### WRITTEN REQUEST
Locate the word "Ставрополя" in the data below, then copy every line that holds it.

◇ ◇ ◇

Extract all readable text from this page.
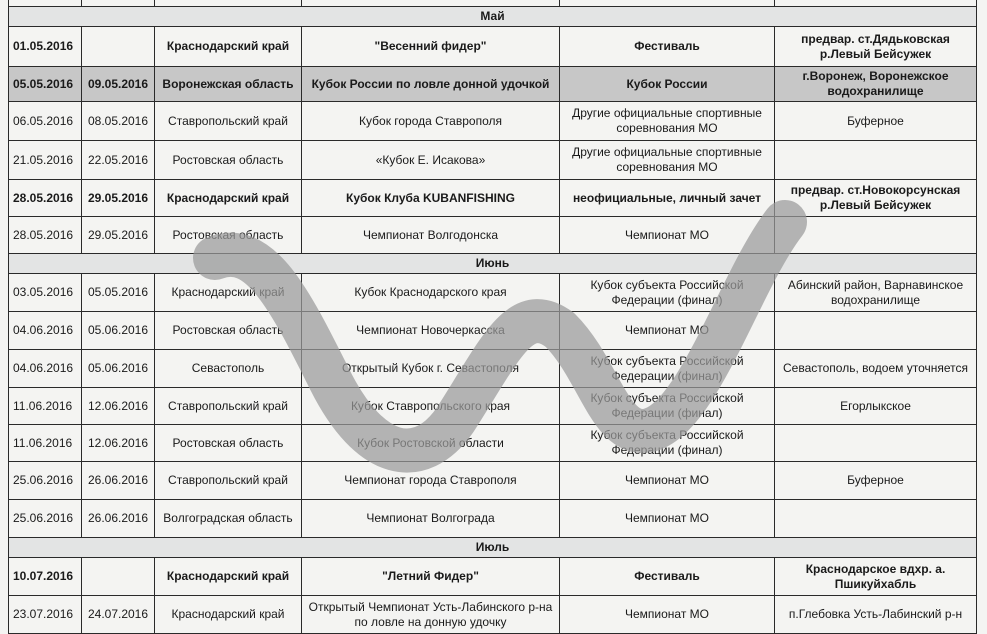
Май					
01.05.2016		Краснодарский край	"Весенний фидер"	Фестиваль	предвар. ст.Дядьковская р.Левый Бейсужек
05.05.2016	09.05.2016	Воронежская область	Кубок России по ловле донной удочкой	Кубок России	г.Воронеж, Воронежское водохранилище
06.05.2016	08.05.2016	Ставропольский край	Кубок города Ставрополя	Другие официальные спортивные соревнования МО	Буферное
21.05.2016	22.05.2016	Ростовская область	«Кубок Е. Исакова»	Другие официальные спортивные соревнования МО	
28.05.2016	29.05.2016	Краснодарский край	Кубок Клуба KUBANFISHING	неофициальные, личный зачет	предвар. ст.Новокорсунская р.Левый Бейсужек
28.05.2016	29.05.2016	Ростовская область	Чемпионат Волгодонска	Чемпионат МО	
Июнь					
03.05.2016	05.05.2016	Краснодарский край	Кубок Краснодарского края	Кубок субъекта Российской Федерации (финал)	Абинский район, Варнавинское водохранилище
04.06.2016	05.06.2016	Ростовская область	Чемпионат Новочеркасска	Чемпионат МО	
04.06.2016	05.06.2016	Севастополь	Открытый Кубок г. Севастополя	Кубок субъекта Российской Федерации (финал)	Севастополь, водоем уточняется
11.06.2016	12.06.2016	Ставропольский край	Кубок Ставропольского края	Кубок субъекта Российской Федерации (финал)	Егорлыкское
11.06.2016	12.06.2016	Ростовская область	Кубок Ростовской области	Кубок субъекта Российской Федерации (финал)	
25.06.2016	26.06.2016	Ставропольский край	Чемпионат города Ставрополя	Чемпионат МО	Буферное
25.06.2016	26.06.2016	Волгоградская область	Чемпионат Волгограда	Чемпионат МО	
Июль					
10.07.2016		Краснодарский край	"Летний Фидер"	Фестиваль	Краснодарское вдхр. а. Пшикуйхабль
23.07.2016	24.07.2016	Краснодарский край	Открытый Чемпионат Усть-Лабинского р-на по ловле на донную удочку	Чемпионат МО	п.Глебовка Усть-Лабинский р-н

◇ ◇ ◇

### OUTPUT FOR THIS TASK
06.05.2016	08.05.2016	Ставропольский край	Кубок города Ставрополя	Другие официальные спортивные соревнования МО	Буферное
25.06.2016	26.06.2016	Ставропольский край	Чемпионат города Ставрополя	Чемпионат МО	Буферное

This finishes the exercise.